Dataset records
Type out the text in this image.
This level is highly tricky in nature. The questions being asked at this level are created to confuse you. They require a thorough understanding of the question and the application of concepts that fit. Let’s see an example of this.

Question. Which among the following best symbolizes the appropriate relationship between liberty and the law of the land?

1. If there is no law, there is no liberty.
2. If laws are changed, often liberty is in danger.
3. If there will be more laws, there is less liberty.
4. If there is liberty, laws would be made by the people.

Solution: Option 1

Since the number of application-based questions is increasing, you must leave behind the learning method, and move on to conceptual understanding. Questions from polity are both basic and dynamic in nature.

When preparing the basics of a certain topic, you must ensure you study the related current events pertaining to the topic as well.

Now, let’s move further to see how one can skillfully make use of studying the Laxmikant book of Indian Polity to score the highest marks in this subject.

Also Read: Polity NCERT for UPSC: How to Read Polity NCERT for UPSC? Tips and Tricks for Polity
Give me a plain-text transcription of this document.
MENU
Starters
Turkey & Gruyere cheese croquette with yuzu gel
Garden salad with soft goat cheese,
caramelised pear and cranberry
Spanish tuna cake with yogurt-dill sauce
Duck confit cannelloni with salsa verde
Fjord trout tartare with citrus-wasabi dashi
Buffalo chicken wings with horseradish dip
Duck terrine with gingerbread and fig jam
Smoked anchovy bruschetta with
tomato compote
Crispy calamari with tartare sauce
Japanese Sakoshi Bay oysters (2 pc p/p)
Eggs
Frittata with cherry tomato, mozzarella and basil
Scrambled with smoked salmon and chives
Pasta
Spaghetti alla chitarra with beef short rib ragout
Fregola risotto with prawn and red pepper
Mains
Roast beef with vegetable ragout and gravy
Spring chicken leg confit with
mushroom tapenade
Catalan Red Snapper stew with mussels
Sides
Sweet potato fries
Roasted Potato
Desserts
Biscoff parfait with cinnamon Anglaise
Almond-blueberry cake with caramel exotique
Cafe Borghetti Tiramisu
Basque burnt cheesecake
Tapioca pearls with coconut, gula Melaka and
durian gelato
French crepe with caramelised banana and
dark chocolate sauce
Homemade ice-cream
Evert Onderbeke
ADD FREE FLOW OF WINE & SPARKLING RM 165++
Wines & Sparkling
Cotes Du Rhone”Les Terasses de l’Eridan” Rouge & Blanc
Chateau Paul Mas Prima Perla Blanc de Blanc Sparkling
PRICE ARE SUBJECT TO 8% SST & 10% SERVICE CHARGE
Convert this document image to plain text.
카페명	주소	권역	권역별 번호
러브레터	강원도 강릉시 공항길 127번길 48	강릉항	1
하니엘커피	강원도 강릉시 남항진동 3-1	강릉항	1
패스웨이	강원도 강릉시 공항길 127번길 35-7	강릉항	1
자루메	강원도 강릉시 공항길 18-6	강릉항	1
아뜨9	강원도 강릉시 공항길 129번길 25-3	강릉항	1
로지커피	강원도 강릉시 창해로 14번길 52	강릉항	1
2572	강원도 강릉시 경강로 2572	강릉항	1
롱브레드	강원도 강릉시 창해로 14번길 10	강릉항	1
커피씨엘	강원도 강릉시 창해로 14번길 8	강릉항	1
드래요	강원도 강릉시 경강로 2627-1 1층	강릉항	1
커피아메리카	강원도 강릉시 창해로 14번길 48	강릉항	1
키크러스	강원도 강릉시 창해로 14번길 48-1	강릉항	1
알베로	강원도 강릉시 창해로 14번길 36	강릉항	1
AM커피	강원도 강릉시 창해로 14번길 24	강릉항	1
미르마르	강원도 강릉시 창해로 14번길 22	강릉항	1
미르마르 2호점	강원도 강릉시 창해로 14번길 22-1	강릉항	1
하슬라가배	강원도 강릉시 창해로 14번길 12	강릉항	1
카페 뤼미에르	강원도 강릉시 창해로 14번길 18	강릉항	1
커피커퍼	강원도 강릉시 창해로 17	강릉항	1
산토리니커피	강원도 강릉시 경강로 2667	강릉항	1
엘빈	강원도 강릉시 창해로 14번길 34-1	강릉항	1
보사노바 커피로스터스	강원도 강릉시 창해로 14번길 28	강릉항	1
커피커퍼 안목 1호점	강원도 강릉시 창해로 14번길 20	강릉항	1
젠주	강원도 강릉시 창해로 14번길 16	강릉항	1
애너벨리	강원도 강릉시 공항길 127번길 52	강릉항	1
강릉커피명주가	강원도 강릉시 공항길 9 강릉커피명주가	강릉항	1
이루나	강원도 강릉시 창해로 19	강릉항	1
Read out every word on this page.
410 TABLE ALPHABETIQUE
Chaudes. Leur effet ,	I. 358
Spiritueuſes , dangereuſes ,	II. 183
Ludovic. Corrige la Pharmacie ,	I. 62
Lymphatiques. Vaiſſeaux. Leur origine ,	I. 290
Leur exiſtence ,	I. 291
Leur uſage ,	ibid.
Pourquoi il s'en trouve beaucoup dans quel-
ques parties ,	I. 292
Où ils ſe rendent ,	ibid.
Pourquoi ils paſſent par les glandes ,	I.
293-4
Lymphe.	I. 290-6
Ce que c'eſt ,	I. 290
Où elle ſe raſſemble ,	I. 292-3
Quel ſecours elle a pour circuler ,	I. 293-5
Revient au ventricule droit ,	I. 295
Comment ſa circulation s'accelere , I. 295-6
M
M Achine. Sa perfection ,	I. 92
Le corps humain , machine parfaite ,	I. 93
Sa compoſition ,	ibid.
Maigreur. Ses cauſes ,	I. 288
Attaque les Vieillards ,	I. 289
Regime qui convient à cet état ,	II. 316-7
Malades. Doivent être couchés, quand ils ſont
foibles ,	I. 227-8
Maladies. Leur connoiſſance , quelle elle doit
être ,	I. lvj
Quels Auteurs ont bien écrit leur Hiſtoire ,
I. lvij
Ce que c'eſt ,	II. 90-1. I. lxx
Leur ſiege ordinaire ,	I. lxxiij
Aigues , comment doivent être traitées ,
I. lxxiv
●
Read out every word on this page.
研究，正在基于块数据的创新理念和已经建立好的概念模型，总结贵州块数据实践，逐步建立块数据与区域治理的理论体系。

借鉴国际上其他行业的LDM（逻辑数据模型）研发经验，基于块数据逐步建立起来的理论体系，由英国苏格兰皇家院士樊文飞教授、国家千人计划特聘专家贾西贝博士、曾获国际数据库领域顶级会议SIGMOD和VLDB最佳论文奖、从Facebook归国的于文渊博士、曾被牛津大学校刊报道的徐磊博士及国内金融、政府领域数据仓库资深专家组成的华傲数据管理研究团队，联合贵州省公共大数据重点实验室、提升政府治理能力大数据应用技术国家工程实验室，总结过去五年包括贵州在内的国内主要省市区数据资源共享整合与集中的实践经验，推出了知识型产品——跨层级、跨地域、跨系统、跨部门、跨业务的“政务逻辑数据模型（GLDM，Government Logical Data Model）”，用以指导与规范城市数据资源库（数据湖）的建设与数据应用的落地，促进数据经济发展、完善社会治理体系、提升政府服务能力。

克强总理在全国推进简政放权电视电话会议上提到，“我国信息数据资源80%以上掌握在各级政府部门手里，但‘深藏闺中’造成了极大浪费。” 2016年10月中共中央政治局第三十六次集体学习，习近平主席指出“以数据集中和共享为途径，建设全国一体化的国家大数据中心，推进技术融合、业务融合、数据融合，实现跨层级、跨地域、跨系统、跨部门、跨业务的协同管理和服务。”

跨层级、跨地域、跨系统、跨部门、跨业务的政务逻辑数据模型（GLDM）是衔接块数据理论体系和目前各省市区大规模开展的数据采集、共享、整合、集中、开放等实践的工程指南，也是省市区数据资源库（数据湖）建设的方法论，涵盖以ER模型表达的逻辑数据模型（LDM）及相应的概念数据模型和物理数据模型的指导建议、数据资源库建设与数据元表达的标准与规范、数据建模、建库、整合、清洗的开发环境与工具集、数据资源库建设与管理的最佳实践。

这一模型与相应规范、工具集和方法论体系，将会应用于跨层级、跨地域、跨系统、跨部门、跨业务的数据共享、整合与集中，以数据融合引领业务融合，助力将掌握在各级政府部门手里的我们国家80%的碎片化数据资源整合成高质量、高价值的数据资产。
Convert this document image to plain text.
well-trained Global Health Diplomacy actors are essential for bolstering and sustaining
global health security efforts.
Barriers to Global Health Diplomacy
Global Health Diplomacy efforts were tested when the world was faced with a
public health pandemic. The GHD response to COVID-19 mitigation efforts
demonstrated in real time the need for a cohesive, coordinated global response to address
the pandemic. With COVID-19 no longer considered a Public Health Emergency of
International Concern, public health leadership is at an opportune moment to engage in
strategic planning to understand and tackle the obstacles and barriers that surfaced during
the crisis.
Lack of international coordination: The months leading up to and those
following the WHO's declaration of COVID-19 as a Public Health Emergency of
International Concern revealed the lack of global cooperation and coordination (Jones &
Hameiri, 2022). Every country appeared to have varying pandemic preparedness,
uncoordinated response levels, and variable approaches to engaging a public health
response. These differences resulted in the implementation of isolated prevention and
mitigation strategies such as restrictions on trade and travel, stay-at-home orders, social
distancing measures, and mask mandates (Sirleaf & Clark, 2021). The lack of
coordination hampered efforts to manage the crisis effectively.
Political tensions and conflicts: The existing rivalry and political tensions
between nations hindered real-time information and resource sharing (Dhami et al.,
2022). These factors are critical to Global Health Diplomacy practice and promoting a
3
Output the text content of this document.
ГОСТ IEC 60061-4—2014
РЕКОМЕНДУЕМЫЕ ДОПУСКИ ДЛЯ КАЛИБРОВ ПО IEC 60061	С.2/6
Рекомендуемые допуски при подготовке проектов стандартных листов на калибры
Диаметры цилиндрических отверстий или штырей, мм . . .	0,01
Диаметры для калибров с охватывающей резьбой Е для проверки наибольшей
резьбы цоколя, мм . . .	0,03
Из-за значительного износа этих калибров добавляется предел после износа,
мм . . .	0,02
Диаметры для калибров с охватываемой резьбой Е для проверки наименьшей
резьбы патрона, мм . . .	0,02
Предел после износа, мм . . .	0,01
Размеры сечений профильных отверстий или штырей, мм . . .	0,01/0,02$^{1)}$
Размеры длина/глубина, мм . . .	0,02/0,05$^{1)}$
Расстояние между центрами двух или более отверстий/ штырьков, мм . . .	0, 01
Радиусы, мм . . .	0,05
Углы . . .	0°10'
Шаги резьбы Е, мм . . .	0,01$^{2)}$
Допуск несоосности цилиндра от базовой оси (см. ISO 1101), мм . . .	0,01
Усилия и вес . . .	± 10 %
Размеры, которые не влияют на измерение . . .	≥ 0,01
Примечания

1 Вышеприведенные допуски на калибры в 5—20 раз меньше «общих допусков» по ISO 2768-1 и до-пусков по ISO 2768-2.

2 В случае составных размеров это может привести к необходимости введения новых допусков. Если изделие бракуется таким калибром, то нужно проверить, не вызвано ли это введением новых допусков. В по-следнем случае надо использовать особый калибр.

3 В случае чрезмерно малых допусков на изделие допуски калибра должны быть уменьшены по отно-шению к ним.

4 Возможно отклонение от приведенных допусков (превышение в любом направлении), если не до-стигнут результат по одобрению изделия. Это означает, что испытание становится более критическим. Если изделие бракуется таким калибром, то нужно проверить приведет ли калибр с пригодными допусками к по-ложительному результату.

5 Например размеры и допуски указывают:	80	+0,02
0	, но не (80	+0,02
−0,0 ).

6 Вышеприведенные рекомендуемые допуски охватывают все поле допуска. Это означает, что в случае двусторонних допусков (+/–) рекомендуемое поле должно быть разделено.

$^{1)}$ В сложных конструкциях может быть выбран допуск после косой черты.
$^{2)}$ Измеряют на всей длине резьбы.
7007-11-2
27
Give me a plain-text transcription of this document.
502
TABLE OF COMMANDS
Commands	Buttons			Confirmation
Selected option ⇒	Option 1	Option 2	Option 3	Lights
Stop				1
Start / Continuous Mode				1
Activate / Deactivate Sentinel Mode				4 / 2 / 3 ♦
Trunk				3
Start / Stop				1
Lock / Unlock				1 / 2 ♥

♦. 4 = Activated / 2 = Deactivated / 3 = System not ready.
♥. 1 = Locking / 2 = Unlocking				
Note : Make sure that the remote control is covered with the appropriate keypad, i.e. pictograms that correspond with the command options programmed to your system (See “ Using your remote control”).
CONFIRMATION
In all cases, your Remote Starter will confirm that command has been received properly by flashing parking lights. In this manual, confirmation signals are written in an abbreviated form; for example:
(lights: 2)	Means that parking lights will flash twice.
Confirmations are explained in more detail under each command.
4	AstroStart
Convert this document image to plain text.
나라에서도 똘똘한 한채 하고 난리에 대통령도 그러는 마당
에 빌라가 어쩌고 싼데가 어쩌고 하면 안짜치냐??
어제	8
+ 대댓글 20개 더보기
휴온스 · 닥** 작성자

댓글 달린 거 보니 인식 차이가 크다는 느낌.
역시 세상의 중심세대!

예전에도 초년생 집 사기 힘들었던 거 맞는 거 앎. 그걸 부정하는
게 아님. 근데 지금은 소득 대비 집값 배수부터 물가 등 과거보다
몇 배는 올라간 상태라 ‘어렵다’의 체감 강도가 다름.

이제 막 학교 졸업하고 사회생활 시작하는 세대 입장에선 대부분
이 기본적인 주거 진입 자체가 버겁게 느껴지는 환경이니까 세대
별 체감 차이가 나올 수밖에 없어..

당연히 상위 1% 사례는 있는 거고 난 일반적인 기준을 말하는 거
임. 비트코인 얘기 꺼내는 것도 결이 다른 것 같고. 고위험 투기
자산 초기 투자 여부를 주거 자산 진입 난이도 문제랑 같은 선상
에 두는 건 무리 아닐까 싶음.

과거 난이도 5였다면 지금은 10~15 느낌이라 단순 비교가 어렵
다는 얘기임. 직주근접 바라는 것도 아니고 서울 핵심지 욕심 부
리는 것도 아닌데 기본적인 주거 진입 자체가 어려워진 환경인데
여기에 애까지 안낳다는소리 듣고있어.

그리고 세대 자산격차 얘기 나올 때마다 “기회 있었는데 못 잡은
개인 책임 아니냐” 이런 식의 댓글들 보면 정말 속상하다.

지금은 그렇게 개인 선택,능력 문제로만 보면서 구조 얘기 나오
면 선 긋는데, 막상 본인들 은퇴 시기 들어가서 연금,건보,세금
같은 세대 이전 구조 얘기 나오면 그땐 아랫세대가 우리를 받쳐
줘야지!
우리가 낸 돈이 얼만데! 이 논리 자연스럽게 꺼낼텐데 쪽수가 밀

Problem requirements
Find the word "быть" in the material, then list each line that holds it.

Answer to the exercise
3 В случае чрезмерно малых допусков на изделие допуски калибра должны быть уменьшены по отно-шению к ним.
6 Вышеприведенные рекомендуемые допуски охватывают все поле допуска. Это означает, что в случае двусторонних допусков (+/–) рекомендуемое поле должно быть разделено.
$^{1)}$ В сложных конструкциях может быть выбран допуск после косой черты.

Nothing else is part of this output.